OBJECTIVE
Please print all of the material below, word for word.

MATERIAL TO PROCESS
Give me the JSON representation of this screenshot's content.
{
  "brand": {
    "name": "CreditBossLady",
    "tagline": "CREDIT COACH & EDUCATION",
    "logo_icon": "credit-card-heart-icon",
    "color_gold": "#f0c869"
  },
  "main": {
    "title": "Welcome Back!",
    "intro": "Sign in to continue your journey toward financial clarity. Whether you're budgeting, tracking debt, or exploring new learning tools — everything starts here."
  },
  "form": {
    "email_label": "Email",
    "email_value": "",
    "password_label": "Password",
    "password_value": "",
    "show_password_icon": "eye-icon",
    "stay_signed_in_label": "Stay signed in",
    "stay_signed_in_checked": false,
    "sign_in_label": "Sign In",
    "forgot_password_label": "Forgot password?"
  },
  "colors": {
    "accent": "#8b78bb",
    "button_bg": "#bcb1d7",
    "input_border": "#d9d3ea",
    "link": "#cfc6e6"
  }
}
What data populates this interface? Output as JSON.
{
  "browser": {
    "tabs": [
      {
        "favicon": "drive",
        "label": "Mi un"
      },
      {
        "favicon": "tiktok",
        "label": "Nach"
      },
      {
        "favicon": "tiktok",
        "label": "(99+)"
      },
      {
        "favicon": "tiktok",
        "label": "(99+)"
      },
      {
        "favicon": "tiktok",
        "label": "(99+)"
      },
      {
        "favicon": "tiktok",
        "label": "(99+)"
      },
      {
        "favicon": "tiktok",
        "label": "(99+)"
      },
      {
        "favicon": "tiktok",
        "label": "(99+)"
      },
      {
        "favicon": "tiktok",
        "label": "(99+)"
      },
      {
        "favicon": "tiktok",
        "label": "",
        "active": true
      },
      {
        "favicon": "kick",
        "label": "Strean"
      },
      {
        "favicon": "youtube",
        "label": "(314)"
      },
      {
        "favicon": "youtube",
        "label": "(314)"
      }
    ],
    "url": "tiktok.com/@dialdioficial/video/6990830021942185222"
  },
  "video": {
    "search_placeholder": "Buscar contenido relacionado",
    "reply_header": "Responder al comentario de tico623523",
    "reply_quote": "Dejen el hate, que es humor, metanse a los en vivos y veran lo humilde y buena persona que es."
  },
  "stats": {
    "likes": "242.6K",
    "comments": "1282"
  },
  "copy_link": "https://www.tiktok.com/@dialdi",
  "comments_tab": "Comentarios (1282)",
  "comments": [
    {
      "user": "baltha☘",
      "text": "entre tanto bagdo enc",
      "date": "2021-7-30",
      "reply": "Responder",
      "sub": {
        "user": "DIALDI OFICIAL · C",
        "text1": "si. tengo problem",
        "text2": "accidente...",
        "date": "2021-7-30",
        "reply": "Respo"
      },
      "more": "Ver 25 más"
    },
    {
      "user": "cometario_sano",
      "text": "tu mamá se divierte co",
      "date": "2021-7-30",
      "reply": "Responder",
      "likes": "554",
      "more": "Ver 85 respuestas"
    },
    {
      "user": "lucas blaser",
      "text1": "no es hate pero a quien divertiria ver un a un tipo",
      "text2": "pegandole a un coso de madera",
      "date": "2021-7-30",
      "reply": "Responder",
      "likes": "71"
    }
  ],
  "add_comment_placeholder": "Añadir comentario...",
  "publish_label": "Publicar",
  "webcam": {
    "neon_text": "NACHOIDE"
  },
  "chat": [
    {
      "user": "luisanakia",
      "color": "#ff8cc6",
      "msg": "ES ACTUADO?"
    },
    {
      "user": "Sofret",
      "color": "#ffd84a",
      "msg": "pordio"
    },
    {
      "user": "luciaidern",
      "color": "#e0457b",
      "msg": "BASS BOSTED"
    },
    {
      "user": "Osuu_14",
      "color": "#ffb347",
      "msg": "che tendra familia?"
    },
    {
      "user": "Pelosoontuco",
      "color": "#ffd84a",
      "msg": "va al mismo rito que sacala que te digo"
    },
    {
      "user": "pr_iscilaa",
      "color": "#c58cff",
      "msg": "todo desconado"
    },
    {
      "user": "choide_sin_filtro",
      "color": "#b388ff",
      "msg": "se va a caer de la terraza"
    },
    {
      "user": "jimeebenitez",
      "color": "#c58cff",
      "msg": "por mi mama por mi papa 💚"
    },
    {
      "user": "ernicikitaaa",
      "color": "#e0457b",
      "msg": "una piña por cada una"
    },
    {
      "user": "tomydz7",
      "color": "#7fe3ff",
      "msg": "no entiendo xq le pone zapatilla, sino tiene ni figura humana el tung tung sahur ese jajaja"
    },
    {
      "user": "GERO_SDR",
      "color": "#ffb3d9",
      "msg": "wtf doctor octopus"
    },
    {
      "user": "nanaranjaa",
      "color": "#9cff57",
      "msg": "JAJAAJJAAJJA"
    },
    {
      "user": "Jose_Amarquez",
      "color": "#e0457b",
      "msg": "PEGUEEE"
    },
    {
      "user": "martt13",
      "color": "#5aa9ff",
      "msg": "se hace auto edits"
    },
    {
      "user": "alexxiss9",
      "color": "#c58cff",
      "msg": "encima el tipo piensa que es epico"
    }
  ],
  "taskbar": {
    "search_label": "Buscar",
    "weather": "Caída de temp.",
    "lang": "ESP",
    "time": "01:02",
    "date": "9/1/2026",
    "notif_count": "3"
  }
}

COMPLETED EXERCISE
Give me the JSON representation of this screenshot's content.
{
  "brand": {
    "name": "CreditBossLady",
    "tagline": "CREDIT COACH & EDUCATION",
    "logo_icon": "credit-card-heart-icon",
    "color_gold": "#f0c869"
  },
  "main": {
    "title": "Welcome Back!",
    "intro": "Sign in to continue your journey toward financial clarity. Whether you're budgeting, tracking debt, or exploring new learning tools — everything starts here."
  },
  "form": {
    "email_label": "Email",
    "email_value": "",
    "password_label": "Password",
    "password_value": "",
    "show_password_icon": "eye-icon",
    "stay_signed_in_label": "Stay signed in",
    "stay_signed_in_checked": false,
    "sign_in_label": "Sign In",
    "forgot_password_label": "Forgot password?"
  },
  "colors": {
    "accent": "#8b78bb",
    "button_bg": "#bcb1d7",
    "input_border": "#d9d3ea",
    "link": "#cfc6e6"
  }
}
What data populates this interface? Output as JSON.
{
  "browser": {
    "tabs": [
      {
        "favicon": "drive",
        "label": "Mi un"
      },
      {
        "favicon": "tiktok",
        "label": "Nach"
      },
      {
        "favicon": "tiktok",
        "label": "(99+)"
      },
      {
        "favicon": "tiktok",
        "label": "(99+)"
      },
      {
        "favicon": "tiktok",
        "label": "(99+)"
      },
      {
        "favicon": "tiktok",
        "label": "(99+)"
      },
      {
        "favicon": "tiktok",
        "label": "(99+)"
      },
      {
        "favicon": "tiktok",
        "label": "(99+)"
      },
      {
        "favicon": "tiktok",
        "label": "(99+)"
      },
      {
        "favicon": "tiktok",
        "label": "",
        "active": true
      },
      {
        "favicon": "kick",
        "label": "Strean"
      },
      {
        "favicon": "youtube",
        "label": "(314)"
      },
      {
        "favicon": "youtube",
        "label": "(314)"
      }
    ],
    "url": "tiktok.com/@dialdioficial/video/6990830021942185222"
  },
  "video": {
    "search_placeholder": "Buscar contenido relacionado",
    "reply_header": "Responder al comentario de tico623523",
    "reply_quote": "Dejen el hate, que es humor, metanse a los en vivos y veran lo humilde y buena persona que es."
  },
  "stats": {
    "likes": "242.6K",
    "comments": "1282"
  },
  "copy_link": "https://www.tiktok.com/@dialdi",
  "comments_tab": "Comentarios (1282)",
  "comments": [
    {
      "user": "baltha☘",
      "text": "entre tanto bagdo enc",
      "date": "2021-7-30",
      "reply": "Responder",
      "sub": {
        "user": "DIALDI OFICIAL · C",
        "text1": "si. tengo problem",
        "text2": "accidente...",
        "date": "2021-7-30",
        "reply": "Respo"
      },
      "more": "Ver 25 más"
    },
    {
      "user": "cometario_sano",
      "text": "tu mamá se divierte co",
      "date": "2021-7-30",
      "reply": "Responder",
      "likes": "554",
      "more": "Ver 85 respuestas"
    },
    {
      "user": "lucas blaser",
      "text1": "no es hate pero a quien divertiria ver un a un tipo",
      "text2": "pegandole a un coso de madera",
      "date": "2021-7-30",
      "reply": "Responder",
      "likes": "71"
    }
  ],
  "add_comment_placeholder": "Añadir comentario...",
  "publish_label": "Publicar",
  "webcam": {
    "neon_text": "NACHOIDE"
  },
  "chat": [
    {
      "user": "luisanakia",
      "color": "#ff8cc6",
      "msg": "ES ACTUADO?"
    },
    {
      "user": "Sofret",
      "color": "#ffd84a",
      "msg": "pordio"
    },
    {
      "user": "luciaidern",
      "color": "#e0457b",
      "msg": "BASS BOSTED"
    },
    {
      "user": "Osuu_14",
      "color": "#ffb347",
      "msg": "che tendra familia?"
    },
    {
      "user": "Pelosoontuco",
      "color": "#ffd84a",
      "msg": "va al mismo rito que sacala que te digo"
    },
    {
      "user": "pr_iscilaa",
      "color": "#c58cff",
      "msg": "todo desconado"
    },
    {
      "user": "choide_sin_filtro",
      "color": "#b388ff",
      "msg": "se va a caer de la terraza"
    },
    {
      "user": "jimeebenitez",
      "color": "#c58cff",
      "msg": "por mi mama por mi papa 💚"
    },
    {
      "user": "ernicikitaaa",
      "color": "#e0457b",
      "msg": "una piña por cada una"
    },
    {
      "user": "tomydz7",
      "color": "#7fe3ff",
      "msg": "no entiendo xq le pone zapatilla, sino tiene ni figura humana el tung tung sahur ese jajaja"
    },
    {
      "user": "GERO_SDR",
      "color": "#ffb3d9",
      "msg": "wtf doctor octopus"
    },
    {
      "user": "nanaranjaa",
      "color": "#9cff57",
      "msg": "JAJAAJJAAJJA"
    },
    {
      "user": "Jose_Amarquez",
      "color": "#e0457b",
      "msg": "PEGUEEE"
    },
    {
      "user": "martt13",
      "color": "#5aa9ff",
      "msg": "se hace auto edits"
    },
    {
      "user": "alexxiss9",
      "color": "#c58cff",
      "msg": "encima el tipo piensa que es epico"
    }
  ],
  "taskbar": {
    "search_label": "Buscar",
    "weather": "Caída de temp.",
    "lang": "ESP",
    "time": "01:02",
    "date": "9/1/2026",
    "notif_count": "3"
  }
}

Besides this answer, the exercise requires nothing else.